Skip the pictures and extract all of the lines exactly as written.

● Provided records

· · · · · · ·

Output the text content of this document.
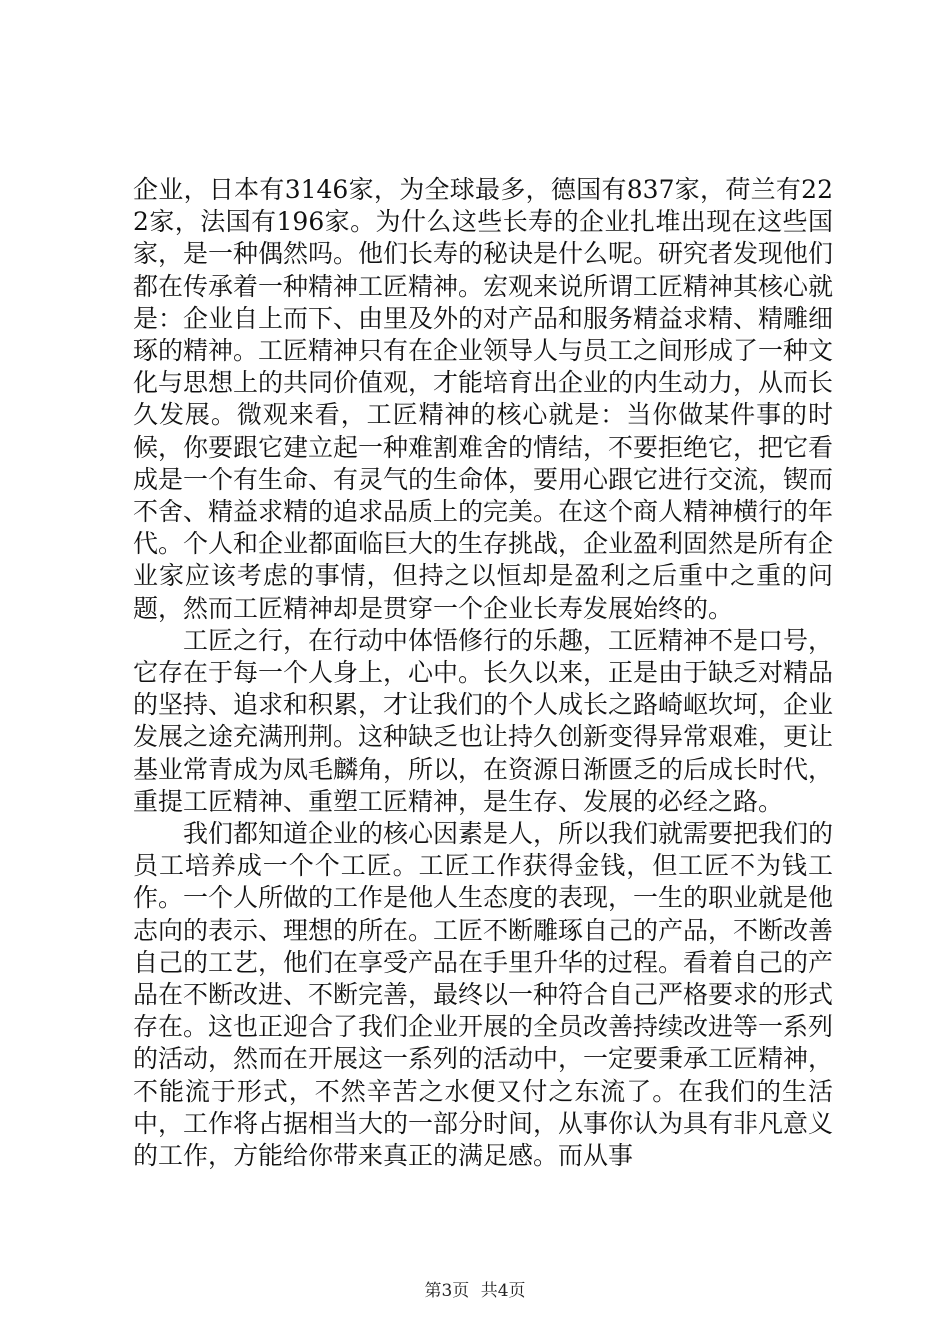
企业，日本有3146家，为全球最多，德国有837家，荷兰有222家，法国有196家。为什么这些长寿的企业扎堆出现在这些国家，是一种偶然吗。他们长寿的秘诀是什么呢。研究者发现他们都在传承着一种精神工匠精神。宏观来说所谓工匠精神其核心就是：企业自上而下、由里及外的对产品和服务精益求精、精雕细琢的精神。工匠精神只有在企业领导人与员工之间形成了一种文化与思想上的共同价值观，才能培育出企业的内生动力，从而长久发展。微观来看，工匠精神的核心就是：当你做某件事的时候，你要跟它建立起一种难割难舍的情结，不要拒绝它，把它看成是一个有生命、有灵气的生命体，要用心跟它进行交流，锲而不舍、精益求精的追求品质上的完美。在这个商人精神横行的年代。个人和企业都面临巨大的生存挑战，企业盈利固然是所有企业家应该考虑的事情，但持之以恒却是盈利之后重中之重的问题，然而工匠精神却是贯穿一个企业长寿发展始终的。

工匠之行，在行动中体悟修行的乐趣，工匠精神不是口号，它存在于每一个人身上，心中。长久以来，正是由于缺乏对精品的坚持、追求和积累，才让我们的个人成长之路崎岖坎坷，企业发展之途充满刑荆。这种缺乏也让持久创新变得异常艰难，更让基业常青成为凤毛麟角，所以，在资源日渐匮乏的后成长时代，重提工匠精神、重塑工匠精神，是生存、发展的必经之路。

我们都知道企业的核心因素是人，所以我们就需要把我们的员工培养成一个个工匠。工匠工作获得金钱，但工匠不为钱工作。一个人所做的工作是他人生态度的表现，一生的职业就是他志向的表示、理想的所在。工匠不断雕琢自己的产品，不断改善自己的工艺，他们在享受产品在手里升华的过程。看着自己的产品在不断改进、不断完善，最终以一种符合自己严格要求的形式存在。这也正迎合了我们企业开展的全员改善持续改进等一系列的活动，然而在开展这一系列的活动中，一定要秉承工匠精神，不能流于形式，不然辛苦之水便又付之东流了。在我们的生活中，工作将占据相当大的一部分时间，从事你认为具有非凡意义的工作，方能给你带来真正的满足感。而从事

第3页 共4页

· · · · · · ·

● Expected answer
Output the text content of this document.
企业，日本有3146家，为全球最多，德国有837家，荷兰有222家，法国有196家。为什么这些长寿的企业扎堆出现在这些国家，是一种偶然吗。他们长寿的秘诀是什么呢。研究者发现他们都在传承着一种精神工匠精神。宏观来说所谓工匠精神其核心就是：企业自上而下、由里及外的对产品和服务精益求精、精雕细琢的精神。工匠精神只有在企业领导人与员工之间形成了一种文化与思想上的共同价值观，才能培育出企业的内生动力，从而长久发展。微观来看，工匠精神的核心就是：当你做某件事的时候，你要跟它建立起一种难割难舍的情结，不要拒绝它，把它看成是一个有生命、有灵气的生命体，要用心跟它进行交流，锲而不舍、精益求精的追求品质上的完美。在这个商人精神横行的年代。个人和企业都面临巨大的生存挑战，企业盈利固然是所有企业家应该考虑的事情，但持之以恒却是盈利之后重中之重的问题，然而工匠精神却是贯穿一个企业长寿发展始终的。

工匠之行，在行动中体悟修行的乐趣，工匠精神不是口号，它存在于每一个人身上，心中。长久以来，正是由于缺乏对精品的坚持、追求和积累，才让我们的个人成长之路崎岖坎坷，企业发展之途充满刑荆。这种缺乏也让持久创新变得异常艰难，更让基业常青成为凤毛麟角，所以，在资源日渐匮乏的后成长时代，重提工匠精神、重塑工匠精神，是生存、发展的必经之路。

我们都知道企业的核心因素是人，所以我们就需要把我们的员工培养成一个个工匠。工匠工作获得金钱，但工匠不为钱工作。一个人所做的工作是他人生态度的表现，一生的职业就是他志向的表示、理想的所在。工匠不断雕琢自己的产品，不断改善自己的工艺，他们在享受产品在手里升华的过程。看着自己的产品在不断改进、不断完善，最终以一种符合自己严格要求的形式存在。这也正迎合了我们企业开展的全员改善持续改进等一系列的活动，然而在开展这一系列的活动中，一定要秉承工匠精神，不能流于形式，不然辛苦之水便又付之东流了。在我们的生活中，工作将占据相当大的一部分时间，从事你认为具有非凡意义的工作，方能给你带来真正的满足感。而从事

第3页 共4页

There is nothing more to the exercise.